Data drawn from a collection
** start **

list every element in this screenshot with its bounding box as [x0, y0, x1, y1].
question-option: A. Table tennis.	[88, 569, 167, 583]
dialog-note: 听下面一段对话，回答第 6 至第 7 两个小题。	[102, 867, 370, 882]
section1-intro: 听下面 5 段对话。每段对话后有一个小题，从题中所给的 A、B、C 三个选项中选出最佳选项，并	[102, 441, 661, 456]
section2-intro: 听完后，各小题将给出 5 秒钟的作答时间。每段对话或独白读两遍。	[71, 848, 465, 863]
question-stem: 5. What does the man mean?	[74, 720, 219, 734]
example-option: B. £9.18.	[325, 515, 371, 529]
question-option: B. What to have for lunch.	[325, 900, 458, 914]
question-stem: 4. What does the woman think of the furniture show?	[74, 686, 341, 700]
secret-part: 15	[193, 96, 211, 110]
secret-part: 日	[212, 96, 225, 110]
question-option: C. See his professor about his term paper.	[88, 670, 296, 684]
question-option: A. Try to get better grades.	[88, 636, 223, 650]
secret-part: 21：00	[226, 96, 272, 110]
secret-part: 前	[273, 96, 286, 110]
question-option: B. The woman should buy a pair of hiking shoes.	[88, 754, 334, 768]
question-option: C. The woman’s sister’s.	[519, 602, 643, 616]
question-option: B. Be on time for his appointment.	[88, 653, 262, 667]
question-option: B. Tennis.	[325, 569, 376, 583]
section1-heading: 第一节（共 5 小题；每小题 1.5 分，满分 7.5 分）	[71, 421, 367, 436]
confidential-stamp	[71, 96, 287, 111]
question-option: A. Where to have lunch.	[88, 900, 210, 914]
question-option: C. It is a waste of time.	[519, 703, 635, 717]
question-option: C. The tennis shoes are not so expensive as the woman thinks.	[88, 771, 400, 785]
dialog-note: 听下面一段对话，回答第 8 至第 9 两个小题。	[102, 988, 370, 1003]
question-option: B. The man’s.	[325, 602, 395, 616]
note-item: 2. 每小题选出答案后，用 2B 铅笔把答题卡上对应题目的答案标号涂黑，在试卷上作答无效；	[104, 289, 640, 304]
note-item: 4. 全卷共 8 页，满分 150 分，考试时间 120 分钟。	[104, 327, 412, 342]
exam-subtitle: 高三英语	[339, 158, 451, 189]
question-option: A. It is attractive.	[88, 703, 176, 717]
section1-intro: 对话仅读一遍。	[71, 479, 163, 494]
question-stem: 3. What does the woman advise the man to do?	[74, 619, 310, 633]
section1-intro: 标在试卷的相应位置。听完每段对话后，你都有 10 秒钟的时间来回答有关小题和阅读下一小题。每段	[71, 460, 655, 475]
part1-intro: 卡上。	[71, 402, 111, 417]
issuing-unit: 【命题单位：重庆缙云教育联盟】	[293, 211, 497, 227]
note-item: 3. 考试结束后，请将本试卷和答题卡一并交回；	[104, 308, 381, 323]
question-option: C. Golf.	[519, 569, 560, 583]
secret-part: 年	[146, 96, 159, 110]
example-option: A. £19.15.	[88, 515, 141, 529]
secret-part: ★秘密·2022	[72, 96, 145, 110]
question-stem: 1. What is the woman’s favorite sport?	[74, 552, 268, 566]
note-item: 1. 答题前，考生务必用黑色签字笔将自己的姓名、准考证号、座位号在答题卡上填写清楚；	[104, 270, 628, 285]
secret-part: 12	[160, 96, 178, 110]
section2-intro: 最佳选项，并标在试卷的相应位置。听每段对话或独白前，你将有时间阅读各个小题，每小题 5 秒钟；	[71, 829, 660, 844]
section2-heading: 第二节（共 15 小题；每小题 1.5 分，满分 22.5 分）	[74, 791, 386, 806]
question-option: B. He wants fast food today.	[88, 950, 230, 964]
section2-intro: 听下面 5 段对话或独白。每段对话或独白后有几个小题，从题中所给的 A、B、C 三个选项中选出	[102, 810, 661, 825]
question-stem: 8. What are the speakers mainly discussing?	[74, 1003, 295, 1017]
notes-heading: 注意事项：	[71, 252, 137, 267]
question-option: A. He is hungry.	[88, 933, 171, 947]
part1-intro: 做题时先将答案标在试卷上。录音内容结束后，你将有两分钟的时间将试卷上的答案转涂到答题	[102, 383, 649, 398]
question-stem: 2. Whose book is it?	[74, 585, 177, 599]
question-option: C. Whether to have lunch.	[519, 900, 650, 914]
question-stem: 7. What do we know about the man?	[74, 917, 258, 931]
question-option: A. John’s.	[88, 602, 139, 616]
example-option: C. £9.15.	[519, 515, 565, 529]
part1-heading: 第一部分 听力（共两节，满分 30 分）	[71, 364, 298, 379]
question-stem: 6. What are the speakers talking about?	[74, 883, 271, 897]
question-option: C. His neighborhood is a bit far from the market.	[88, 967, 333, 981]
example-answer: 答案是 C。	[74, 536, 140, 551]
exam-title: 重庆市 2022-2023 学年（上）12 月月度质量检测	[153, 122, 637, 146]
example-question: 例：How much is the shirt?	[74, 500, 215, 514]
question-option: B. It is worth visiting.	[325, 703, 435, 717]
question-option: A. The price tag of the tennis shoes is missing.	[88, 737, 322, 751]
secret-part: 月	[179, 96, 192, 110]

** end **

Written request ->
Retype all of the material above line by line, with every character and number kept unchanged.

The result ->
list every element in this screenshot with its bounding box as [x0, y0, x1, y1].
question-option: A. Table tennis.	[88, 569, 167, 583]
dialog-note: 听下面一段对话，回答第 6 至第 7 两个小题。	[102, 867, 370, 882]
section1-intro: 听下面 5 段对话。每段对话后有一个小题，从题中所给的 A、B、C 三个选项中选出最佳选项，并	[102, 441, 661, 456]
section2-intro: 听完后，各小题将给出 5 秒钟的作答时间。每段对话或独白读两遍。	[71, 848, 465, 863]
question-stem: 5. What does the man mean?	[74, 720, 219, 734]
example-option: B. £9.18.	[325, 515, 371, 529]
question-option: B. What to have for lunch.	[325, 900, 458, 914]
question-stem: 4. What does the woman think of the furniture show?	[74, 686, 341, 700]
secret-part: 15	[193, 96, 211, 110]
secret-part: 日	[212, 96, 225, 110]
question-option: C. See his professor about his term paper.	[88, 670, 296, 684]
question-option: A. Try to get better grades.	[88, 636, 223, 650]
secret-part: 21：00	[226, 96, 272, 110]
secret-part: 前	[273, 96, 286, 110]
question-option: B. The woman should buy a pair of hiking shoes.	[88, 754, 334, 768]
question-option: C. The woman’s sister’s.	[519, 602, 643, 616]
question-option: B. Be on time for his appointment.	[88, 653, 262, 667]
question-option: B. Tennis.	[325, 569, 376, 583]
section1-heading: 第一节（共 5 小题；每小题 1.5 分，满分 7.5 分）	[71, 421, 367, 436]
confidential-stamp	[71, 96, 287, 111]
question-option: A. Where to have lunch.	[88, 900, 210, 914]
question-option: C. It is a waste of time.	[519, 703, 635, 717]
question-option: C. The tennis shoes are not so expensive as the woman thinks.	[88, 771, 400, 785]
dialog-note: 听下面一段对话，回答第 8 至第 9 两个小题。	[102, 988, 370, 1003]
question-option: B. The man’s.	[325, 602, 395, 616]
note-item: 2. 每小题选出答案后，用 2B 铅笔把答题卡上对应题目的答案标号涂黑，在试卷上作答无效；	[104, 289, 640, 304]
note-item: 4. 全卷共 8 页，满分 150 分，考试时间 120 分钟。	[104, 327, 412, 342]
exam-subtitle: 高三英语	[339, 158, 451, 189]
question-option: A. It is attractive.	[88, 703, 176, 717]
section1-intro: 对话仅读一遍。	[71, 479, 163, 494]
question-stem: 3. What does the woman advise the man to do?	[74, 619, 310, 633]
section1-intro: 标在试卷的相应位置。听完每段对话后，你都有 10 秒钟的时间来回答有关小题和阅读下一小题。每段	[71, 460, 655, 475]
part1-intro: 卡上。	[71, 402, 111, 417]
issuing-unit: 【命题单位：重庆缙云教育联盟】	[293, 211, 497, 227]
note-item: 3. 考试结束后，请将本试卷和答题卡一并交回；	[104, 308, 381, 323]
question-option: C. Golf.	[519, 569, 560, 583]
secret-part: 年	[146, 96, 159, 110]
example-option: A. £19.15.	[88, 515, 141, 529]
secret-part: ★秘密·2022	[72, 96, 145, 110]
question-stem: 1. What is the woman’s favorite sport?	[74, 552, 268, 566]
note-item: 1. 答题前，考生务必用黑色签字笔将自己的姓名、准考证号、座位号在答题卡上填写清楚；	[104, 270, 628, 285]
secret-part: 12	[160, 96, 178, 110]
section2-intro: 最佳选项，并标在试卷的相应位置。听每段对话或独白前，你将有时间阅读各个小题，每小题 5 秒钟；	[71, 829, 660, 844]
section2-heading: 第二节（共 15 小题；每小题 1.5 分，满分 22.5 分）	[74, 791, 386, 806]
question-option: B. He wants fast food today.	[88, 950, 230, 964]
section2-intro: 听下面 5 段对话或独白。每段对话或独白后有几个小题，从题中所给的 A、B、C 三个选项中选出	[102, 810, 661, 825]
question-stem: 8. What are the speakers mainly discussing?	[74, 1003, 295, 1017]
notes-heading: 注意事项：	[71, 252, 137, 267]
question-option: A. He is hungry.	[88, 933, 171, 947]
part1-intro: 做题时先将答案标在试卷上。录音内容结束后，你将有两分钟的时间将试卷上的答案转涂到答题	[102, 383, 649, 398]
question-stem: 2. Whose book is it?	[74, 585, 177, 599]
question-option: C. Whether to have lunch.	[519, 900, 650, 914]
question-stem: 7. What do we know about the man?	[74, 917, 258, 931]
question-option: A. John’s.	[88, 602, 139, 616]
example-option: C. £9.15.	[519, 515, 565, 529]
part1-heading: 第一部分 听力（共两节，满分 30 分）	[71, 364, 298, 379]
question-stem: 6. What are the speakers talking about?	[74, 883, 271, 897]
question-option: C. His neighborhood is a bit far from the market.	[88, 967, 333, 981]
example-answer: 答案是 C。	[74, 536, 140, 551]
exam-title: 重庆市 2022-2023 学年（上）12 月月度质量检测	[153, 122, 637, 146]
example-question: 例：How much is the shirt?	[74, 500, 215, 514]
question-option: B. It is worth visiting.	[325, 703, 435, 717]
question-option: A. The price tag of the tennis shoes is missing.	[88, 737, 322, 751]
secret-part: 月	[179, 96, 192, 110]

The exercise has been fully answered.